Items:
────────────────

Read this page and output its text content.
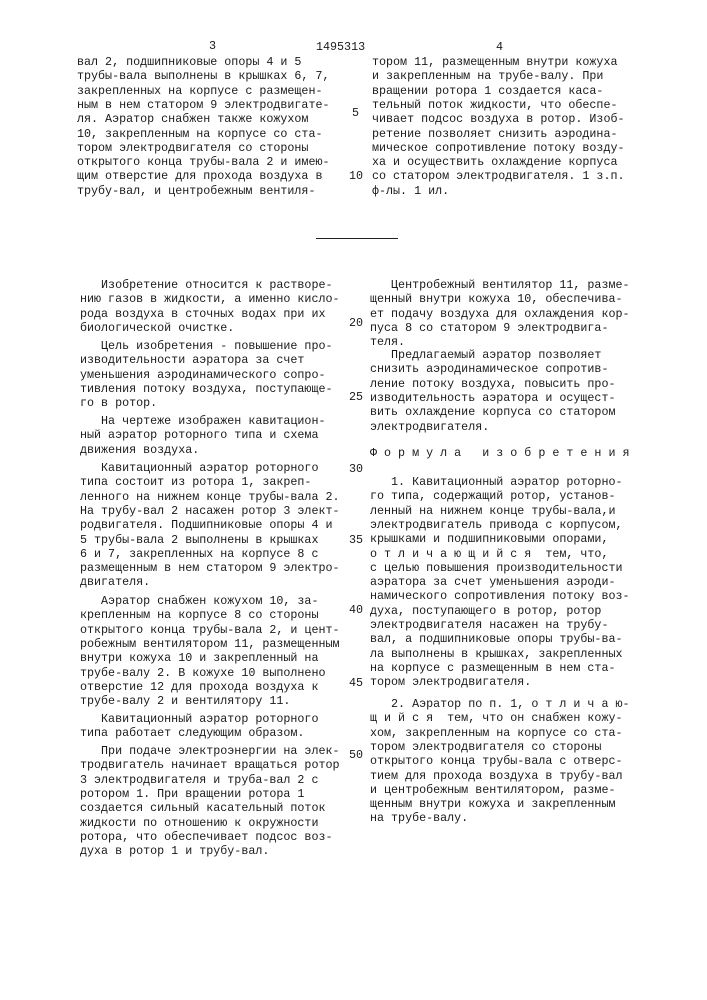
3	1495313	4
вал 2, подшипниковые опоры 4 и 5
трубы-вала выполнены в крышках 6, 7,
закрепленных на корпусе с размещен-
ным в нем статором 9 электродвигате-
ля. Аэратор снабжен также кожухом
10, закрепленным на корпусе со ста-
тором электродвигателя со стороны
открытого конца трубы-вала 2 и имею-
щим отверстие для прохода воздуха в
трубу-вал, и центробежным вентиля-
тором 11, размещенным внутри кожуха
и закрепленным на трубе-валу. При
вращении ротора 1 создается каса-
тельный поток жидкости, что обеспе-
чивает подсос воздуха в ротор. Изоб-
ретение позволяет снизить аэродина-
мическое сопротивление потоку возду-
ха и осуществить охлаждение корпуса
со статором электродвигателя. 1 з.п.
ф-лы. 1 ил.
5
10
Изобретение относится к растворе-
нию газов в жидкости, а именно кисло-
рода воздуха в сточных водах при их
биологической очистке.
Цель изобретения - повышение про-
изводительности аэратора за счет
уменьшения аэродинамического сопро-
тивления потоку воздуха, поступающе-
го в ротор.
На чертеже изображен кавитацион-
ный аэратор роторного типа и схема
движения воздуха.
Кавитационный аэратор роторного
типа состоит из ротора 1, закреп-
ленного на нижнем конце трубы-вала 2.
На трубу-вал 2 насажен ротор 3 элект-
родвигателя. Подшипниковые опоры 4 и
5 трубы-вала 2 выполнены в крышках
6 и 7, закрепленных на корпусе 8 с
размещенным в нем статором 9 электро-
двигателя.
Аэратор снабжен кожухом 10, за-
крепленным на корпусе 8 со стороны
открытого конца трубы-вала 2, и цент-
робежным вентилятором 11, размещенным
внутри кожуха 10 и закрепленный на
трубе-валу 2. В кожухе 10 выполнено
отверстие 12 для прохода воздуха к
трубе-валу 2 и вентилятору 11.
Кавитационный аэратор роторного
типа работает следующим образом.
При подаче электроэнергии на элек-
тродвигатель начинает вращаться ротор
3 электродвигателя и труба-вал 2 с
ротором 1. При вращении ротора 1
создается сильный касательный поток
жидкости по отношению к окружности
ротора, что обеспечивает подсос воз-
духа в ротор 1 и трубу-вал.
Центробежный вентилятор 11, разме-
щенный внутри кожуха 10, обеспечива-
ет подачу воздуха для охлаждения кор-
пуса 8 со статором 9 электродвига-
теля.
Предлагаемый аэратор позволяет
снизить аэродинамическое сопротив-
ление потоку воздуха, повысить про-
изводительность аэратора и осущест-
вить охлаждение корпуса со статором
электродвигателя.
Ф о р м у л а   и з о б р е т е н и я
1. Кавитационный аэратор роторно-
го типа, содержащий ротор, установ-
ленный на нижнем конце трубы-вала,и
электродвигатель привода с корпусом,
крышками и подшипниковыми опорами,
о т л и ч а ю щ и й с я  тем, что,
с целью повышения производительности
аэратора за счет уменьшения аэроди-
намического сопротивления потоку воз-
духа, поступающего в ротор, ротор
электродвигателя насажен на трубу-
вал, а подшипниковые опоры трубы-ва-
ла выполнены в крышках, закрепленных
на корпусе с размещенным в нем ста-
тором электродвигателя.
2. Аэратор по п. 1, о т л и ч а ю-
щ и й с я  тем, что он снабжен кожу-
хом, закрепленным на корпусе со ста-
тором электродвигателя со стороны
открытого конца трубы-вала с отверс-
тием для прохода воздуха в трубу-вал
и центробежным вентилятором, разме-
щенным внутри кожуха и закрепленным
на трубе-валу.
20
25
30
35
40
45
50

────────────────

Given request:
Every record above should come back exactly, but without its pictures.

Result for this task:
Read this page and output its text content.
3	1495313	4
вал 2, подшипниковые опоры 4 и 5
трубы-вала выполнены в крышках 6, 7,
закрепленных на корпусе с размещен-
ным в нем статором 9 электродвигате-
ля. Аэратор снабжен также кожухом
10, закрепленным на корпусе со ста-
тором электродвигателя со стороны
открытого конца трубы-вала 2 и имею-
щим отверстие для прохода воздуха в
трубу-вал, и центробежным вентиля-
тором 11, размещенным внутри кожуха
и закрепленным на трубе-валу. При
вращении ротора 1 создается каса-
тельный поток жидкости, что обеспе-
чивает подсос воздуха в ротор. Изоб-
ретение позволяет снизить аэродина-
мическое сопротивление потоку возду-
ха и осуществить охлаждение корпуса
со статором электродвигателя. 1 з.п.
ф-лы. 1 ил.
5
10
Изобретение относится к растворе-
нию газов в жидкости, а именно кисло-
рода воздуха в сточных водах при их
биологической очистке.
Цель изобретения - повышение про-
изводительности аэратора за счет
уменьшения аэродинамического сопро-
тивления потоку воздуха, поступающе-
го в ротор.
На чертеже изображен кавитацион-
ный аэратор роторного типа и схема
движения воздуха.
Кавитационный аэратор роторного
типа состоит из ротора 1, закреп-
ленного на нижнем конце трубы-вала 2.
На трубу-вал 2 насажен ротор 3 элект-
родвигателя. Подшипниковые опоры 4 и
5 трубы-вала 2 выполнены в крышках
6 и 7, закрепленных на корпусе 8 с
размещенным в нем статором 9 электро-
двигателя.
Аэратор снабжен кожухом 10, за-
крепленным на корпусе 8 со стороны
открытого конца трубы-вала 2, и цент-
робежным вентилятором 11, размещенным
внутри кожуха 10 и закрепленный на
трубе-валу 2. В кожухе 10 выполнено
отверстие 12 для прохода воздуха к
трубе-валу 2 и вентилятору 11.
Кавитационный аэратор роторного
типа работает следующим образом.
При подаче электроэнергии на элек-
тродвигатель начинает вращаться ротор
3 электродвигателя и труба-вал 2 с
ротором 1. При вращении ротора 1
создается сильный касательный поток
жидкости по отношению к окружности
ротора, что обеспечивает подсос воз-
духа в ротор 1 и трубу-вал.
Центробежный вентилятор 11, разме-
щенный внутри кожуха 10, обеспечива-
ет подачу воздуха для охлаждения кор-
пуса 8 со статором 9 электродвига-
теля.
Предлагаемый аэратор позволяет
снизить аэродинамическое сопротив-
ление потоку воздуха, повысить про-
изводительность аэратора и осущест-
вить охлаждение корпуса со статором
электродвигателя.
Ф о р м у л а   и з о б р е т е н и я
1. Кавитационный аэратор роторно-
го типа, содержащий ротор, установ-
ленный на нижнем конце трубы-вала,и
электродвигатель привода с корпусом,
крышками и подшипниковыми опорами,
о т л и ч а ю щ и й с я  тем, что,
с целью повышения производительности
аэратора за счет уменьшения аэроди-
намического сопротивления потоку воз-
духа, поступающего в ротор, ротор
электродвигателя насажен на трубу-
вал, а подшипниковые опоры трубы-ва-
ла выполнены в крышках, закрепленных
на корпусе с размещенным в нем ста-
тором электродвигателя.
2. Аэратор по п. 1, о т л и ч а ю-
щ и й с я  тем, что он снабжен кожу-
хом, закрепленным на корпусе со ста-
тором электродвигателя со стороны
открытого конца трубы-вала с отверс-
тием для прохода воздуха в трубу-вал
и центробежным вентилятором, разме-
щенным внутри кожуха и закрепленным
на трубе-валу.
20
25
30
35
40
45
50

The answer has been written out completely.